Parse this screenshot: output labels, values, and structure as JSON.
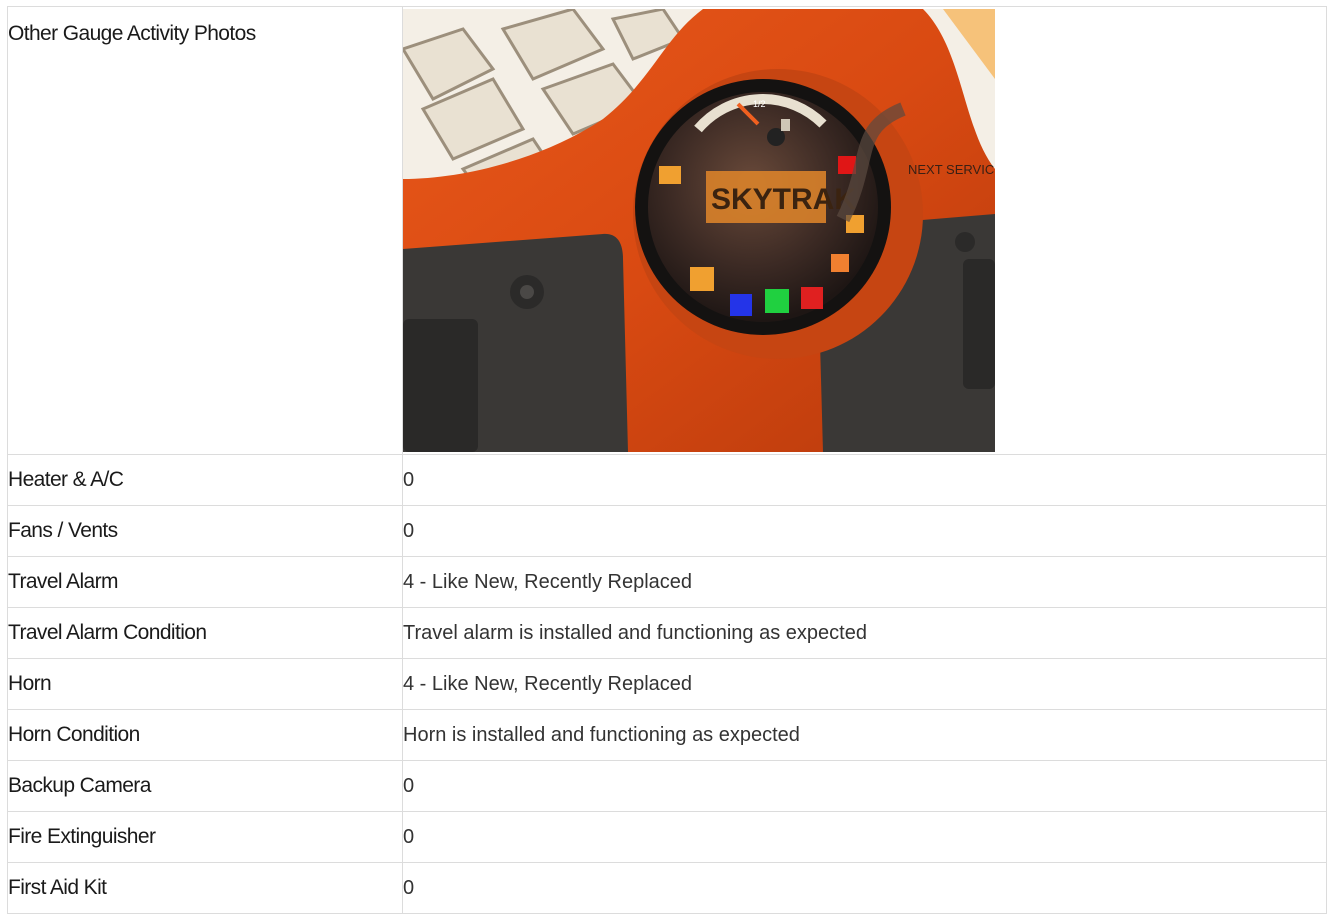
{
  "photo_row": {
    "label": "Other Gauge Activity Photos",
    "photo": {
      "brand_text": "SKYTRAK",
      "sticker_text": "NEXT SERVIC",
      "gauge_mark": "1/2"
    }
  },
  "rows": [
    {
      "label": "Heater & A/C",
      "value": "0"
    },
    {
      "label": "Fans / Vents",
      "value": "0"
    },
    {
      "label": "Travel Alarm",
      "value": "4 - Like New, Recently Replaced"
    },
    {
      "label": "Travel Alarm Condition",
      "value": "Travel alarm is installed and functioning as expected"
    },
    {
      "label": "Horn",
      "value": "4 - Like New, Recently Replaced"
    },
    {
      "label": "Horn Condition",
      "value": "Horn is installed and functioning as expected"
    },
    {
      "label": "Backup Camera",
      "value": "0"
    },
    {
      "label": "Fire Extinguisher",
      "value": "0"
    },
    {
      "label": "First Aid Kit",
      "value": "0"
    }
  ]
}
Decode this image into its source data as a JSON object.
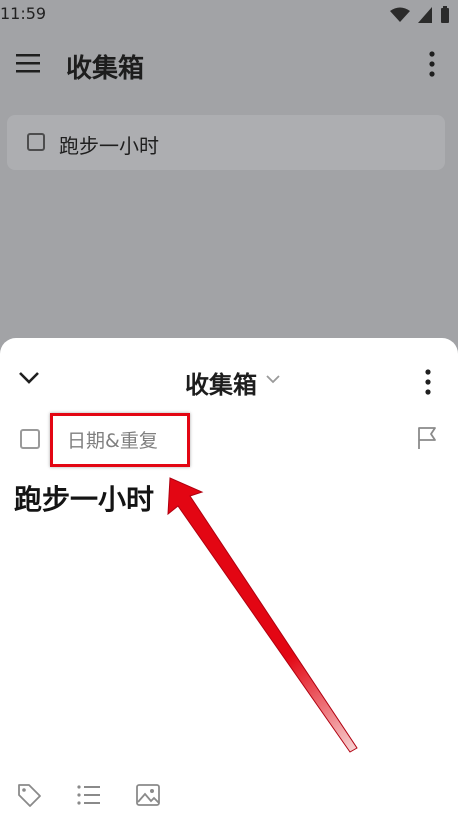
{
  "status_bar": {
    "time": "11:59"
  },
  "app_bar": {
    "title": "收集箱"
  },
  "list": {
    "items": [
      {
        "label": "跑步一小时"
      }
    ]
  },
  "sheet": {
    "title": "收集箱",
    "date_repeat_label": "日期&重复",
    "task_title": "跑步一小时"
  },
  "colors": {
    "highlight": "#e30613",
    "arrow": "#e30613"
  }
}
--------------------------------
* SHORT EXERCISE *
Out of the preceding entries, pull every line containing the string "Travel".

* WRITTEN ANSWER *
      "label": "Travel Alarm",
      "label": "Travel Alarm Condition",
      "value": "Travel alarm is installed and functioning as expected"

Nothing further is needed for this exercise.